● Exercise
Output the entries verbatim, including every line.

[Items from a data source]
• • • • • • •

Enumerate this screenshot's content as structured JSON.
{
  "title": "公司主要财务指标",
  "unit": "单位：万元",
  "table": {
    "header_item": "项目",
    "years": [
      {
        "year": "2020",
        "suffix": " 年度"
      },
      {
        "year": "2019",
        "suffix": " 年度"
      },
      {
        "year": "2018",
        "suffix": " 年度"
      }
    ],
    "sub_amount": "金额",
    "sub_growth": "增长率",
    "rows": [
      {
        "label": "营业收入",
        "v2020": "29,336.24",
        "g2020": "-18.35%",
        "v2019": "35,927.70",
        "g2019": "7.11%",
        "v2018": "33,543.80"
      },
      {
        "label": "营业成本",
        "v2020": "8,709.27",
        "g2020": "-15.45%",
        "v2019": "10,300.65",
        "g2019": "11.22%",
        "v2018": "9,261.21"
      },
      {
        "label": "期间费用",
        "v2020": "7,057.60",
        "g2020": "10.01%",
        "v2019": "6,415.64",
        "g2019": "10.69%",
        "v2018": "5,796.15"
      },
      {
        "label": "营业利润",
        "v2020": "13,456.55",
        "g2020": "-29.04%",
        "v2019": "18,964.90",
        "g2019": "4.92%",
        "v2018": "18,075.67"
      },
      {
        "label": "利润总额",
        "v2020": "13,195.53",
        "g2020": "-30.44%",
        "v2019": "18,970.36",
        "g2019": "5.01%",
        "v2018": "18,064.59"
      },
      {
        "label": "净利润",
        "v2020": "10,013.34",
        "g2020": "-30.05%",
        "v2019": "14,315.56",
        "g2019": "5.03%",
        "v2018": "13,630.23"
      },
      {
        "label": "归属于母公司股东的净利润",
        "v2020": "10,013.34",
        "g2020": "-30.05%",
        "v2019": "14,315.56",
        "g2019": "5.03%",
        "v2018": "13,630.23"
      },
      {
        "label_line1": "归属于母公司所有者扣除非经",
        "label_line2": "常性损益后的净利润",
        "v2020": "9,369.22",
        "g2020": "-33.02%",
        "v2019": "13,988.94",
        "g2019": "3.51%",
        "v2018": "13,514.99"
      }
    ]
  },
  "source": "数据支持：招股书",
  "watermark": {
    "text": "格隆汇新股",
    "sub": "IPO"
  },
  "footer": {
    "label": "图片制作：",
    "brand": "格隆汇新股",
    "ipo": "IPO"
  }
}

• • • • • • •

● Written answer
Enumerate this screenshot's content as structured JSON.
{
  "title": "公司主要财务指标",
  "unit": "单位：万元",
  "table": {
    "header_item": "项目",
    "years": [
      {
        "year": "2020",
        "suffix": " 年度"
      },
      {
        "year": "2019",
        "suffix": " 年度"
      },
      {
        "year": "2018",
        "suffix": " 年度"
      }
    ],
    "sub_amount": "金额",
    "sub_growth": "增长率",
    "rows": [
      {
        "label": "营业收入",
        "v2020": "29,336.24",
        "g2020": "-18.35%",
        "v2019": "35,927.70",
        "g2019": "7.11%",
        "v2018": "33,543.80"
      },
      {
        "label": "营业成本",
        "v2020": "8,709.27",
        "g2020": "-15.45%",
        "v2019": "10,300.65",
        "g2019": "11.22%",
        "v2018": "9,261.21"
      },
      {
        "label": "期间费用",
        "v2020": "7,057.60",
        "g2020": "10.01%",
        "v2019": "6,415.64",
        "g2019": "10.69%",
        "v2018": "5,796.15"
      },
      {
        "label": "营业利润",
        "v2020": "13,456.55",
        "g2020": "-29.04%",
        "v2019": "18,964.90",
        "g2019": "4.92%",
        "v2018": "18,075.67"
      },
      {
        "label": "利润总额",
        "v2020": "13,195.53",
        "g2020": "-30.44%",
        "v2019": "18,970.36",
        "g2019": "5.01%",
        "v2018": "18,064.59"
      },
      {
        "label": "净利润",
        "v2020": "10,013.34",
        "g2020": "-30.05%",
        "v2019": "14,315.56",
        "g2019": "5.03%",
        "v2018": "13,630.23"
      },
      {
        "label": "归属于母公司股东的净利润",
        "v2020": "10,013.34",
        "g2020": "-30.05%",
        "v2019": "14,315.56",
        "g2019": "5.03%",
        "v2018": "13,630.23"
      },
      {
        "label_line1": "归属于母公司所有者扣除非经",
        "label_line2": "常性损益后的净利润",
        "v2020": "9,369.22",
        "g2020": "-33.02%",
        "v2019": "13,988.94",
        "g2019": "3.51%",
        "v2018": "13,514.99"
      }
    ]
  },
  "source": "数据支持：招股书",
  "watermark": {
    "text": "格隆汇新股",
    "sub": "IPO"
  },
  "footer": {
    "label": "图片制作：",
    "brand": "格隆汇新股",
    "ipo": "IPO"
  }
}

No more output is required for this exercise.